Collected data:
## BEGIN
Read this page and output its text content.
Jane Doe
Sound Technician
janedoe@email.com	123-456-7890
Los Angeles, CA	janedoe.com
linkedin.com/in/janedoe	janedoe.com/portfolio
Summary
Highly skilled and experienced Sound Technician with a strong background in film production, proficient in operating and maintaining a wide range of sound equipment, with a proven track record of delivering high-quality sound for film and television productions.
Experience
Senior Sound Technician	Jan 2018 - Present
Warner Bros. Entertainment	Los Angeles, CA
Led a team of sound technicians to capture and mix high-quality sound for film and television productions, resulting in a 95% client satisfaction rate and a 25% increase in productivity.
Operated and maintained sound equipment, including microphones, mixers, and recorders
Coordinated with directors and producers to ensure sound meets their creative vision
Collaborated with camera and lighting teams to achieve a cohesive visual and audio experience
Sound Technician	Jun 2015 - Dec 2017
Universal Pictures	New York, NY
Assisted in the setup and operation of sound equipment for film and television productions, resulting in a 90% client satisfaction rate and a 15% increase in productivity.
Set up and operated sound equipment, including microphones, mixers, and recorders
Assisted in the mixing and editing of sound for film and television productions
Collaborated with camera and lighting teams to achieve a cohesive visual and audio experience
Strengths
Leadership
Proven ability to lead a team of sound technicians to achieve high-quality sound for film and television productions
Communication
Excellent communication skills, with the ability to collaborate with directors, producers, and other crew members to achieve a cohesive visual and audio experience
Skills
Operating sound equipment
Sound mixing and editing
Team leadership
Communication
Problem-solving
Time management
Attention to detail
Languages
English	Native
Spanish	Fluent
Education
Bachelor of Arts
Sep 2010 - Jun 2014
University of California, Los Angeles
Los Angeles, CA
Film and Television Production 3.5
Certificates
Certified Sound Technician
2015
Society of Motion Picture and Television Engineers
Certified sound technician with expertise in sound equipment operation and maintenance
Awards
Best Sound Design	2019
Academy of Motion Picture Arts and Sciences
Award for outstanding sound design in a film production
## END
> _What is asked_
Your task is to repeat every line exactly.

> _Correct result_
Read this page and output its text content.
Jane Doe
Sound Technician
janedoe@email.com	123-456-7890
Los Angeles, CA	janedoe.com
linkedin.com/in/janedoe	janedoe.com/portfolio
Summary
Highly skilled and experienced Sound Technician with a strong background in film production, proficient in operating and maintaining a wide range of sound equipment, with a proven track record of delivering high-quality sound for film and television productions.
Experience
Senior Sound Technician	Jan 2018 - Present
Warner Bros. Entertainment	Los Angeles, CA
Led a team of sound technicians to capture and mix high-quality sound for film and television productions, resulting in a 95% client satisfaction rate and a 25% increase in productivity.
Operated and maintained sound equipment, including microphones, mixers, and recorders
Coordinated with directors and producers to ensure sound meets their creative vision
Collaborated with camera and lighting teams to achieve a cohesive visual and audio experience
Sound Technician	Jun 2015 - Dec 2017
Universal Pictures	New York, NY
Assisted in the setup and operation of sound equipment for film and television productions, resulting in a 90% client satisfaction rate and a 15% increase in productivity.
Set up and operated sound equipment, including microphones, mixers, and recorders
Assisted in the mixing and editing of sound for film and television productions
Collaborated with camera and lighting teams to achieve a cohesive visual and audio experience
Strengths
Leadership
Proven ability to lead a team of sound technicians to achieve high-quality sound for film and television productions
Communication
Excellent communication skills, with the ability to collaborate with directors, producers, and other crew members to achieve a cohesive visual and audio experience
Skills
Operating sound equipment
Sound mixing and editing
Team leadership
Communication
Problem-solving
Time management
Attention to detail
Languages
English	Native
Spanish	Fluent
Education
Bachelor of Arts
Sep 2010 - Jun 2014
University of California, Los Angeles
Los Angeles, CA
Film and Television Production 3.5
Certificates
Certified Sound Technician
2015
Society of Motion Picture and Television Engineers
Certified sound technician with expertise in sound equipment operation and maintenance
Awards
Best Sound Design	2019
Academy of Motion Picture Arts and Sciences
Award for outstanding sound design in a film production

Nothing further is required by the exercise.